Entries with figure data:
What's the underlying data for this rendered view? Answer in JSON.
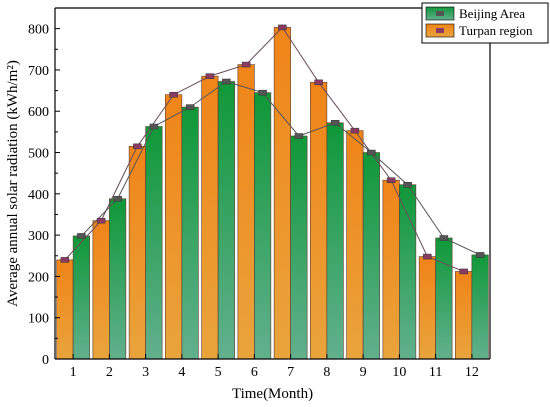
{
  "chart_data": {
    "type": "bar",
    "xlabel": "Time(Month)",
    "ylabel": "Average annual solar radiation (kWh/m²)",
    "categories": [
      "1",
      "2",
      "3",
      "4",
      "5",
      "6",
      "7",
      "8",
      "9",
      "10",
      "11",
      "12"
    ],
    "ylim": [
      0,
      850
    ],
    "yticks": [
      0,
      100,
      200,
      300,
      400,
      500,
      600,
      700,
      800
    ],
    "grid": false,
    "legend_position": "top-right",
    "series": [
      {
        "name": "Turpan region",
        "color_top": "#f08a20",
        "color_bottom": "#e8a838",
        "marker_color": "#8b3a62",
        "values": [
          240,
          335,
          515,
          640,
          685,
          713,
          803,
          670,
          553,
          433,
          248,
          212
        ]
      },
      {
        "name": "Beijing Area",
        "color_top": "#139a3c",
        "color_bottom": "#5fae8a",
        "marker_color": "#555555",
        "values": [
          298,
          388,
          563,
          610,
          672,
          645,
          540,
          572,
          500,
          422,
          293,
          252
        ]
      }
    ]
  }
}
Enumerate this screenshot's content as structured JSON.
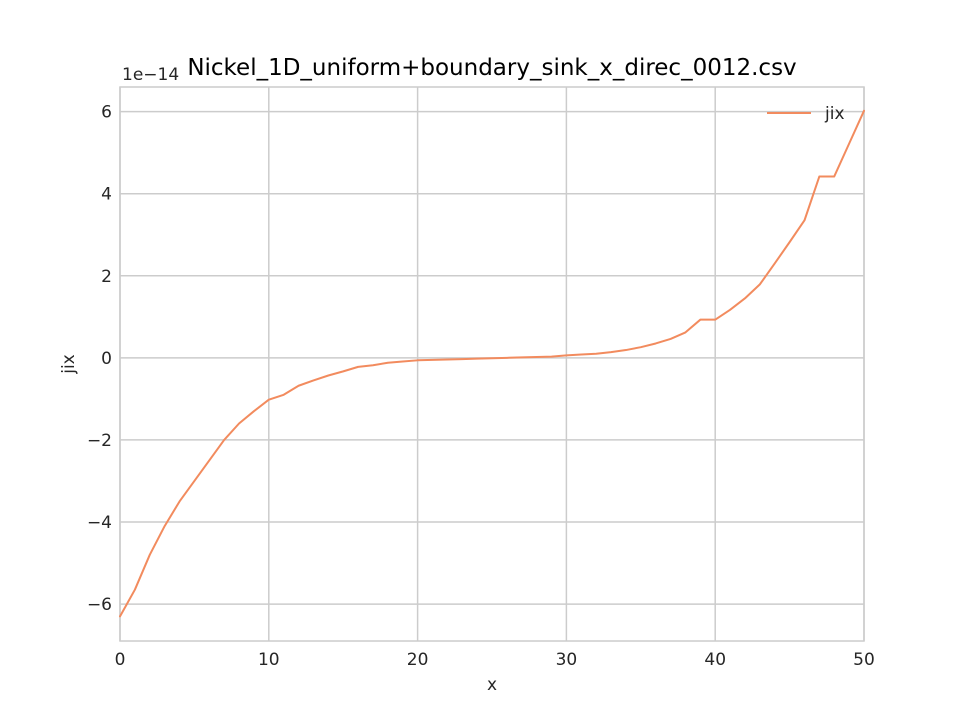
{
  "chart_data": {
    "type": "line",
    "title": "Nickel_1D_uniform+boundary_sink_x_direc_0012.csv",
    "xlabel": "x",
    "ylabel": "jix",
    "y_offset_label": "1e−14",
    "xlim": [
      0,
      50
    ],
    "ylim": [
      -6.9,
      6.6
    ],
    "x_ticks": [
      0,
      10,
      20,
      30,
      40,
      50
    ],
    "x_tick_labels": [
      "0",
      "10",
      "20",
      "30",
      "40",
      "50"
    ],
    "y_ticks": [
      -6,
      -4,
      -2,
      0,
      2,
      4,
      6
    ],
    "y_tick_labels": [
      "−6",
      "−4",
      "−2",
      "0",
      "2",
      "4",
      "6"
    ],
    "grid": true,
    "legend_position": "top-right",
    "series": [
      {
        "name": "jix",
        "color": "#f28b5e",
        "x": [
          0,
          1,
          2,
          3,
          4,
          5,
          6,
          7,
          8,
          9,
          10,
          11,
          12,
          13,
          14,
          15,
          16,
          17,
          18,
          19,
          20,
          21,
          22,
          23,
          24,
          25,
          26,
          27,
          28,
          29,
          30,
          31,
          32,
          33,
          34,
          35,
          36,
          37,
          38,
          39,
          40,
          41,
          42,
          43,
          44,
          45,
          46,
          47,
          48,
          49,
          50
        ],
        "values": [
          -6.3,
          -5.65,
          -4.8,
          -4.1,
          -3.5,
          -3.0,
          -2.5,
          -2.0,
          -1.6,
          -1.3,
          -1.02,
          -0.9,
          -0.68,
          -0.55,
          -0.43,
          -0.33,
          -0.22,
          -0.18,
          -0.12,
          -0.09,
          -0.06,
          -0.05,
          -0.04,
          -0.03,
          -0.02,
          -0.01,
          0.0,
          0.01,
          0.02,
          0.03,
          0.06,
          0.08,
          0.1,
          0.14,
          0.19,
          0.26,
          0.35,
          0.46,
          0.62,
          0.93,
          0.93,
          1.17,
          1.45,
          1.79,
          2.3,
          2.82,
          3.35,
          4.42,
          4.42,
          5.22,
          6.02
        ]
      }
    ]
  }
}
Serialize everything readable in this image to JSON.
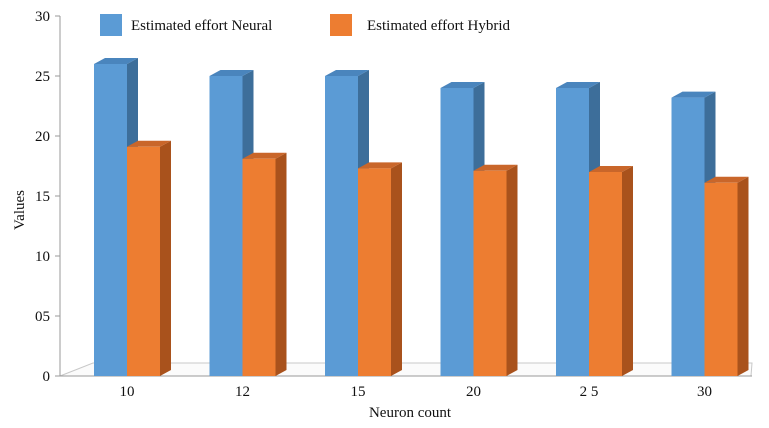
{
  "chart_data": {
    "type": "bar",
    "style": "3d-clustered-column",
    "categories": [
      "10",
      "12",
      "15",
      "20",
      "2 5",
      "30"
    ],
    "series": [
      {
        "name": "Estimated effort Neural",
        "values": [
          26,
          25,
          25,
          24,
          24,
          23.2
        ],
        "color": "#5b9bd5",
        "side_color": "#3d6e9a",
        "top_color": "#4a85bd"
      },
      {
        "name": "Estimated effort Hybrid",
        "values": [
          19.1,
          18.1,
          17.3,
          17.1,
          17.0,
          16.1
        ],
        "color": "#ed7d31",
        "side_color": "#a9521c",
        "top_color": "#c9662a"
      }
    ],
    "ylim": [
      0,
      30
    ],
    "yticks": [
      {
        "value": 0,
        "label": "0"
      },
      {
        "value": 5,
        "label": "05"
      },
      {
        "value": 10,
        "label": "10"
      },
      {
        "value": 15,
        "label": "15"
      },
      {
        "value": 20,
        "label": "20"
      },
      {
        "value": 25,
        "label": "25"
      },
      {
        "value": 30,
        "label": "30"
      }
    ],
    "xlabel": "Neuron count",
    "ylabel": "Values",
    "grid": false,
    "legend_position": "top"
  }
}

_Given exercise_:
Write out the material above again, word for word, minus its pictures.

_Solution to the problem_:
What's the underlying data for this rendered view? Answer in JSON.
{
  "chart_data": {
    "type": "bar",
    "xlabel": "Time(Month)",
    "ylabel": "Average annual solar radiation (kWh/m²)",
    "categories": [
      "1",
      "2",
      "3",
      "4",
      "5",
      "6",
      "7",
      "8",
      "9",
      "10",
      "11",
      "12"
    ],
    "ylim": [
      0,
      850
    ],
    "yticks": [
      0,
      100,
      200,
      300,
      400,
      500,
      600,
      700,
      800
    ],
    "grid": false,
    "legend_position": "top-right",
    "series": [
      {
        "name": "Turpan region",
        "color_top": "#f08a20",
        "color_bottom": "#e8a838",
        "marker_color": "#8b3a62",
        "values": [
          240,
          335,
          515,
          640,
          685,
          713,
          803,
          670,
          553,
          433,
          248,
          212
        ]
      },
      {
        "name": "Beijing Area",
        "color_top": "#139a3c",
        "color_bottom": "#5fae8a",
        "marker_color": "#555555",
        "values": [
          298,
          388,
          563,
          610,
          672,
          645,
          540,
          572,
          500,
          422,
          293,
          252
        ]
      }
    ]
  }
}
Enumerate this screenshot's content as structured JSON.
{
  "chart_data": {
    "type": "line",
    "title": "Nickel_1D_uniform+boundary_sink_x_direc_0012.csv",
    "xlabel": "x",
    "ylabel": "jix",
    "y_offset_label": "1e−14",
    "xlim": [
      0,
      50
    ],
    "ylim": [
      -6.9,
      6.6
    ],
    "x_ticks": [
      0,
      10,
      20,
      30,
      40,
      50
    ],
    "x_tick_labels": [
      "0",
      "10",
      "20",
      "30",
      "40",
      "50"
    ],
    "y_ticks": [
      -6,
      -4,
      -2,
      0,
      2,
      4,
      6
    ],
    "y_tick_labels": [
      "−6",
      "−4",
      "−2",
      "0",
      "2",
      "4",
      "6"
    ],
    "grid": true,
    "legend_position": "top-right",
    "series": [
      {
        "name": "jix",
        "color": "#f28b5e",
        "x": [
          0,
          1,
          2,
          3,
          4,
          5,
          6,
          7,
          8,
          9,
          10,
          11,
          12,
          13,
          14,
          15,
          16,
          17,
          18,
          19,
          20,
          21,
          22,
          23,
          24,
          25,
          26,
          27,
          28,
          29,
          30,
          31,
          32,
          33,
          34,
          35,
          36,
          37,
          38,
          39,
          40,
          41,
          42,
          43,
          44,
          45,
          46,
          47,
          48,
          49,
          50
        ],
        "values": [
          -6.3,
          -5.65,
          -4.8,
          -4.1,
          -3.5,
          -3.0,
          -2.5,
          -2.0,
          -1.6,
          -1.3,
          -1.02,
          -0.9,
          -0.68,
          -0.55,
          -0.43,
          -0.33,
          -0.22,
          -0.18,
          -0.12,
          -0.09,
          -0.06,
          -0.05,
          -0.04,
          -0.03,
          -0.02,
          -0.01,
          0.0,
          0.01,
          0.02,
          0.03,
          0.06,
          0.08,
          0.1,
          0.14,
          0.19,
          0.26,
          0.35,
          0.46,
          0.62,
          0.93,
          0.93,
          1.17,
          1.45,
          1.79,
          2.3,
          2.82,
          3.35,
          4.42,
          4.42,
          5.22,
          6.02
        ]
      }
    ]
  }
}
Serialize everything readable in this image to JSON.
{
  "chart_data": {
    "type": "bar",
    "style": "3d-clustered-column",
    "categories": [
      "10",
      "12",
      "15",
      "20",
      "2 5",
      "30"
    ],
    "series": [
      {
        "name": "Estimated effort Neural",
        "values": [
          26,
          25,
          25,
          24,
          24,
          23.2
        ],
        "color": "#5b9bd5",
        "side_color": "#3d6e9a",
        "top_color": "#4a85bd"
      },
      {
        "name": "Estimated effort Hybrid",
        "values": [
          19.1,
          18.1,
          17.3,
          17.1,
          17.0,
          16.1
        ],
        "color": "#ed7d31",
        "side_color": "#a9521c",
        "top_color": "#c9662a"
      }
    ],
    "ylim": [
      0,
      30
    ],
    "yticks": [
      {
        "value": 0,
        "label": "0"
      },
      {
        "value": 5,
        "label": "05"
      },
      {
        "value": 10,
        "label": "10"
      },
      {
        "value": 15,
        "label": "15"
      },
      {
        "value": 20,
        "label": "20"
      },
      {
        "value": 25,
        "label": "25"
      },
      {
        "value": 30,
        "label": "30"
      }
    ],
    "xlabel": "Neuron count",
    "ylabel": "Values",
    "grid": false,
    "legend_position": "top"
  }
}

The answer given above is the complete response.